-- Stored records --
-*-

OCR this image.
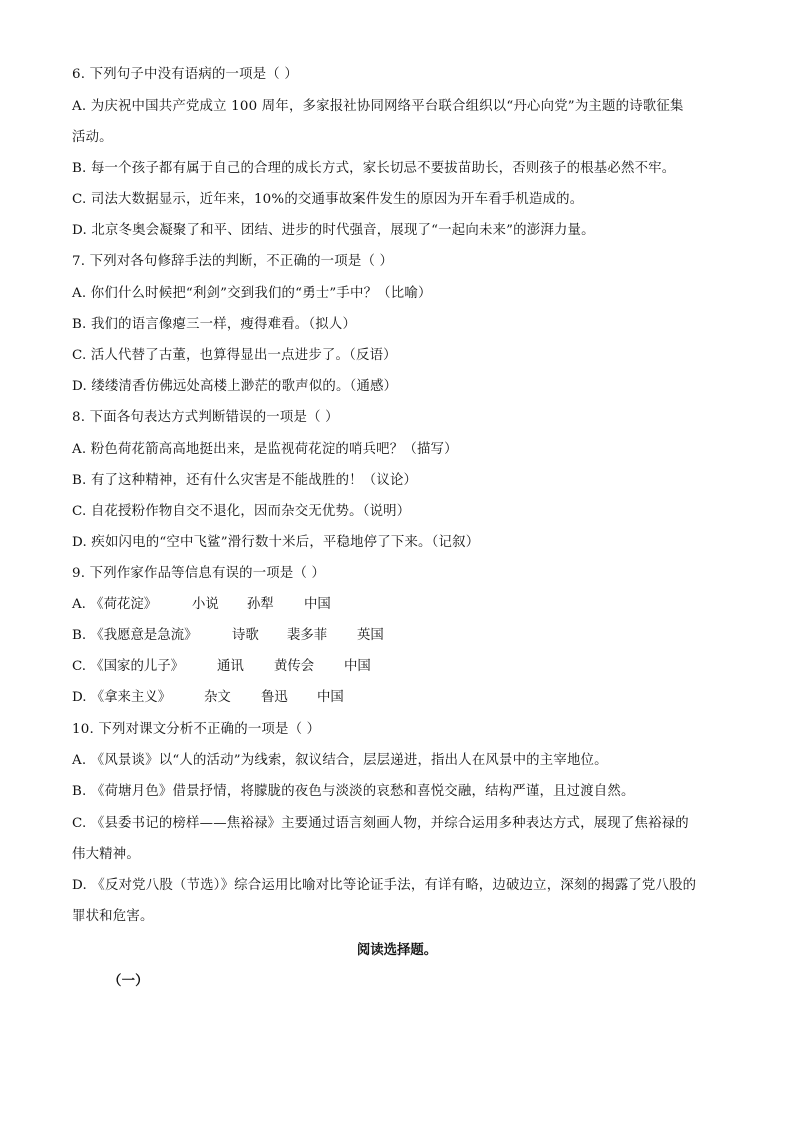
6. 下列句子中没有语病的一项是（ ）
A. 为庆祝中国共产党成立 100 周年，多家报社协同网络平台联合组织以“丹心向党”为主题的诗歌征集
活动。
B. 每一个孩子都有属于自己的合理的成长方式，家长切忌不要拔苗助长，否则孩子的根基必然不牢。
C. 司法大数据显示，近年来，10%的交通事故案件发生的原因为开车看手机造成的。
D. 北京冬奥会凝聚了和平、团结、进步的时代强音，展现了“一起向未来”的澎湃力量。
7. 下列对各句修辞手法的判断，不正确的一项是（ ）
A. 你们什么时候把“利剑”交到我们的“勇士”手中？（比喻）
B. 我们的语言像瘪三一样，瘦得难看。（拟人）
C. 活人代替了古董，也算得显出一点进步了。（反语）
D. 缕缕清香仿佛远处高楼上渺茫的歌声似的。（通感）
8. 下面各句表达方式判断错误的一项是（ ）
A. 粉色荷花箭高高地挺出来，是监视荷花淀的哨兵吧？（描写）
B. 有了这种精神，还有什么灾害是不能战胜的！（议论）
C. 自花授粉作物自交不退化，因而杂交无优势。（说明）
D. 疾如闪电的“空中飞鲨”滑行数十米后，平稳地停了下来。（记叙）
9. 下列作家作品等信息有误的一项是（ ）
A. 《荷花淀》	小说 孙犁 中国
B. 《我愿意是急流》	诗歌 裴多菲 英国
C. 《国家的儿子》 通讯 黄传会 中国
D. 《拿来主义》 杂文 鲁迅 中国
10. 下列对课文分析不正确的一项是（ ）
A. 《风景谈》以“人的活动”为线索，叙议结合，层层递进，指出人在风景中的主宰地位。
B. 《荷塘月色》借景抒情，将朦胧的夜色与淡淡的哀愁和喜悦交融，结构严谨，且过渡自然。
C. 《县委书记的榜样——焦裕禄》主要通过语言刻画人物，并综合运用多种表达方式，展现了焦裕禄的
伟大精神。
D. 《反对党八股（节选）》综合运用比喻对比等论证手法，有详有略，边破边立，深刻的揭露了党八股的
罪状和危害。
阅读选择题。
（一）
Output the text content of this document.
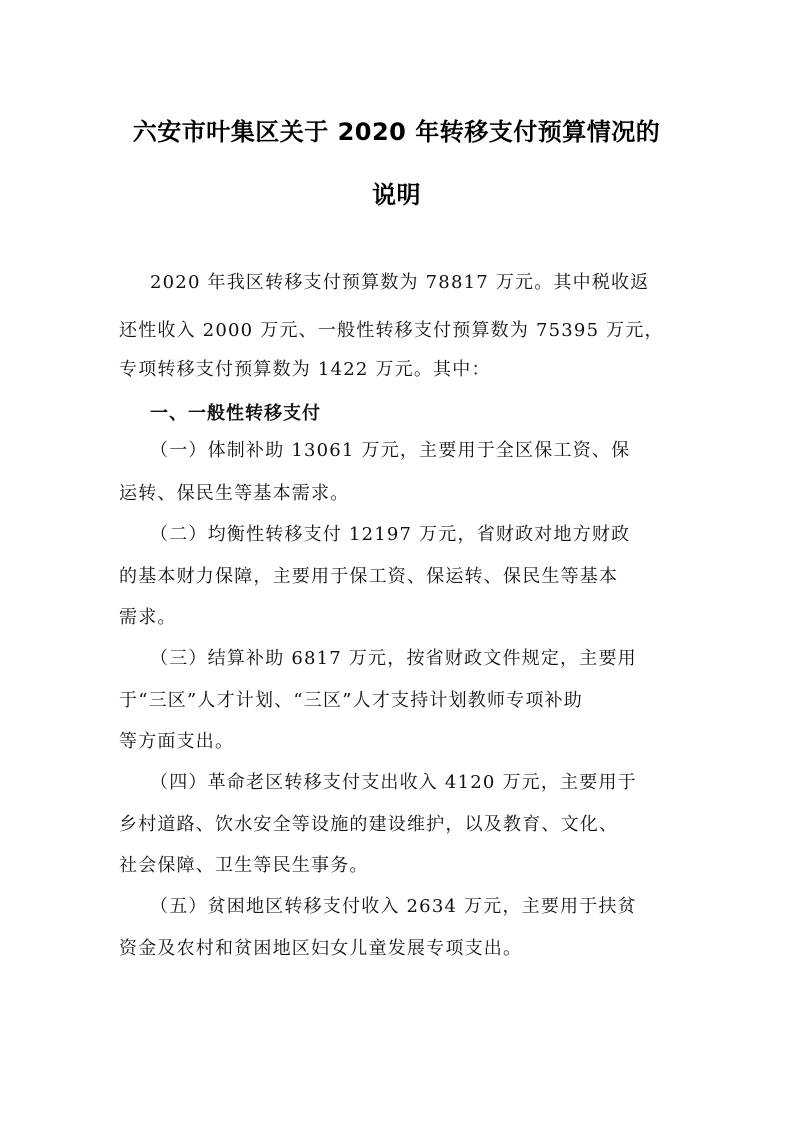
六安市叶集区关于 2020 年转移支付预算情况的
说明
2020 年我区转移支付预算数为 78817 万元。其中税收返
还性收入 2000 万元、一般性转移支付预算数为 75395 万元，
专项转移支付预算数为 1422 万元。其中：
一、一般性转移支付
（一）体制补助 13061 万元，主要用于全区保工资、保
运转、保民生等基本需求。
（二）均衡性转移支付 12197 万元，省财政对地方财政
的基本财力保障，主要用于保工资、保运转、保民生等基本
需求。
（三）结算补助 6817 万元，按省财政文件规定，主要用
于“三区”人才计划、“三区”人才支持计划教师专项补助
等方面支出。
（四）革命老区转移支付支出收入 4120 万元，主要用于
乡村道路、饮水安全等设施的建设维护，以及教育、文化、
社会保障、卫生等民生事务。
（五）贫困地区转移支付收入 2634 万元，主要用于扶贫
资金及农村和贫困地区妇女儿童发展专项支出。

-*-

-- YOUR TASK --
Without any pictures, reproduce exactly the lines from the line that contains "Output the text content of this document." to the end of the entries above, both ends included.

-- WRITTEN RESPONSE --
Output the text content of this document.
六安市叶集区关于 2020 年转移支付预算情况的
说明
2020 年我区转移支付预算数为 78817 万元。其中税收返
还性收入 2000 万元、一般性转移支付预算数为 75395 万元，
专项转移支付预算数为 1422 万元。其中：
一、一般性转移支付
（一）体制补助 13061 万元，主要用于全区保工资、保
运转、保民生等基本需求。
（二）均衡性转移支付 12197 万元，省财政对地方财政
的基本财力保障，主要用于保工资、保运转、保民生等基本
需求。
（三）结算补助 6817 万元，按省财政文件规定，主要用
于“三区”人才计划、“三区”人才支持计划教师专项补助
等方面支出。
（四）革命老区转移支付支出收入 4120 万元，主要用于
乡村道路、饮水安全等设施的建设维护，以及教育、文化、
社会保障、卫生等民生事务。
（五）贫困地区转移支付收入 2634 万元，主要用于扶贫
资金及农村和贫困地区妇女儿童发展专项支出。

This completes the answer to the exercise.